(Lines of data)
○ ○ ○ ○

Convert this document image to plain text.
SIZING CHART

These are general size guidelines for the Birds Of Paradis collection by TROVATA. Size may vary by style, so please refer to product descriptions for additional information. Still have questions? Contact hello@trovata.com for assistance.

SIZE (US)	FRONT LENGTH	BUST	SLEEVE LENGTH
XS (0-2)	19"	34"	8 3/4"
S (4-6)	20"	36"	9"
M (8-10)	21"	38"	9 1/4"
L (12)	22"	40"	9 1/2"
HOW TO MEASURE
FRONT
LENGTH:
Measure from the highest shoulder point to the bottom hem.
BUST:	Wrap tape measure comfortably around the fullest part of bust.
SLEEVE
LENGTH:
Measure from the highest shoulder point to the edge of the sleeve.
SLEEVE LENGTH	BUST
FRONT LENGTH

○ ○ ○ ○

**EXERCISE PROMPT**
Produce an exact copy of every entry above.

**ANSWER TO THE EXERCISE**
Convert this document image to plain text.
SIZING CHART

These are general size guidelines for the Birds Of Paradis collection by TROVATA. Size may vary by style, so please refer to product descriptions for additional information. Still have questions? Contact hello@trovata.com for assistance.

SIZE (US)	FRONT LENGTH	BUST	SLEEVE LENGTH
XS (0-2)	19"	34"	8 3/4"
S (4-6)	20"	36"	9"
M (8-10)	21"	38"	9 1/4"
L (12)	22"	40"	9 1/2"
HOW TO MEASURE
FRONT
LENGTH:
Measure from the highest shoulder point to the bottom hem.
BUST:	Wrap tape measure comfortably around the fullest part of bust.
SLEEVE
LENGTH:
Measure from the highest shoulder point to the edge of the sleeve.
SLEEVE LENGTH	BUST
FRONT LENGTH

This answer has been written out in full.